§ To do
Set down the data below without change, skipping the pictures it holds.

§ Excerpted records
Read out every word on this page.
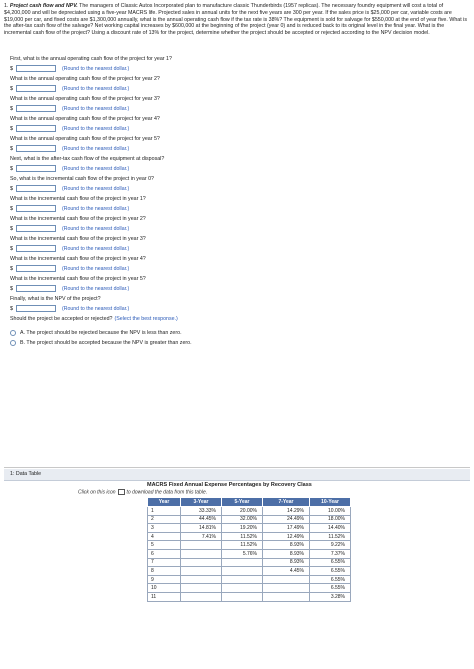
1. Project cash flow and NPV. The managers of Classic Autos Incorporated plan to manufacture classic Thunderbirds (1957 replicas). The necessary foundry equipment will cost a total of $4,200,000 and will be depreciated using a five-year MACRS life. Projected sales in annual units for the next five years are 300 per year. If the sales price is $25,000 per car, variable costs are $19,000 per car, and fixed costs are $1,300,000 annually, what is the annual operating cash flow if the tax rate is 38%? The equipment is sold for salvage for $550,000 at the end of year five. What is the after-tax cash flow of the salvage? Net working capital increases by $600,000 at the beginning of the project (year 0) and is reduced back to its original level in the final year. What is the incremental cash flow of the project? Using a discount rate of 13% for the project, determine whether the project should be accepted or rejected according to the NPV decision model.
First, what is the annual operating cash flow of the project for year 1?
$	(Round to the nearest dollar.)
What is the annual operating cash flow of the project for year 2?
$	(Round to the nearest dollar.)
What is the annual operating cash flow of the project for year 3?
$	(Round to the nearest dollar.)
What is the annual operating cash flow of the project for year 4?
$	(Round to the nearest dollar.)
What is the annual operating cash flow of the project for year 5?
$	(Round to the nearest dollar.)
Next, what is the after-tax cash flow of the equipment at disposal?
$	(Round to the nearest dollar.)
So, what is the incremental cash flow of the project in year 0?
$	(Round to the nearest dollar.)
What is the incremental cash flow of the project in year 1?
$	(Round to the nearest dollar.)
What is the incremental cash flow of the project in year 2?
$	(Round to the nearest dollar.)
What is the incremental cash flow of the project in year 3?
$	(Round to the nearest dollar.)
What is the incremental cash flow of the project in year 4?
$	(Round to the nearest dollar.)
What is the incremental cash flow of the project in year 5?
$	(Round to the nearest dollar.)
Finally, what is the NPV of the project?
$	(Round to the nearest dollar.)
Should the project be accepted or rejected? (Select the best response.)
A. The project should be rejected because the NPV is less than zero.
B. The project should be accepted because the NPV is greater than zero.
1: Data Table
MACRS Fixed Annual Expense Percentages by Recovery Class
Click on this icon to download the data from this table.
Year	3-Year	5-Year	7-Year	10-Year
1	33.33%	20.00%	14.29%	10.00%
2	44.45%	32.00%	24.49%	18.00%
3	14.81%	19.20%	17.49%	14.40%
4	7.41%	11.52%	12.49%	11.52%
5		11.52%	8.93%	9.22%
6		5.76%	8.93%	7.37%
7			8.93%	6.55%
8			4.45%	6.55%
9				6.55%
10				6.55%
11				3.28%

§ Exercise result
Read out every word on this page.
1. Project cash flow and NPV. The managers of Classic Autos Incorporated plan to manufacture classic Thunderbirds (1957 replicas). The necessary foundry equipment will cost a total of $4,200,000 and will be depreciated using a five-year MACRS life. Projected sales in annual units for the next five years are 300 per year. If the sales price is $25,000 per car, variable costs are $19,000 per car, and fixed costs are $1,300,000 annually, what is the annual operating cash flow if the tax rate is 38%? The equipment is sold for salvage for $550,000 at the end of year five. What is the after-tax cash flow of the salvage? Net working capital increases by $600,000 at the beginning of the project (year 0) and is reduced back to its original level in the final year. What is the incremental cash flow of the project? Using a discount rate of 13% for the project, determine whether the project should be accepted or rejected according to the NPV decision model.
First, what is the annual operating cash flow of the project for year 1?
$	(Round to the nearest dollar.)
What is the annual operating cash flow of the project for year 2?
$	(Round to the nearest dollar.)
What is the annual operating cash flow of the project for year 3?
$	(Round to the nearest dollar.)
What is the annual operating cash flow of the project for year 4?
$	(Round to the nearest dollar.)
What is the annual operating cash flow of the project for year 5?
$	(Round to the nearest dollar.)
Next, what is the after-tax cash flow of the equipment at disposal?
$	(Round to the nearest dollar.)
So, what is the incremental cash flow of the project in year 0?
$	(Round to the nearest dollar.)
What is the incremental cash flow of the project in year 1?
$	(Round to the nearest dollar.)
What is the incremental cash flow of the project in year 2?
$	(Round to the nearest dollar.)
What is the incremental cash flow of the project in year 3?
$	(Round to the nearest dollar.)
What is the incremental cash flow of the project in year 4?
$	(Round to the nearest dollar.)
What is the incremental cash flow of the project in year 5?
$	(Round to the nearest dollar.)
Finally, what is the NPV of the project?
$	(Round to the nearest dollar.)
Should the project be accepted or rejected? (Select the best response.)
A. The project should be rejected because the NPV is less than zero.
B. The project should be accepted because the NPV is greater than zero.
1: Data Table
MACRS Fixed Annual Expense Percentages by Recovery Class
Click on this icon to download the data from this table.
Year	3-Year	5-Year	7-Year	10-Year
1	33.33%	20.00%	14.29%	10.00%
2	44.45%	32.00%	24.49%	18.00%
3	14.81%	19.20%	17.49%	14.40%
4	7.41%	11.52%	12.49%	11.52%
5		11.52%	8.93%	9.22%
6		5.76%	8.93%	7.37%
7			8.93%	6.55%
8			4.45%	6.55%
9				6.55%
10				6.55%
11				3.28%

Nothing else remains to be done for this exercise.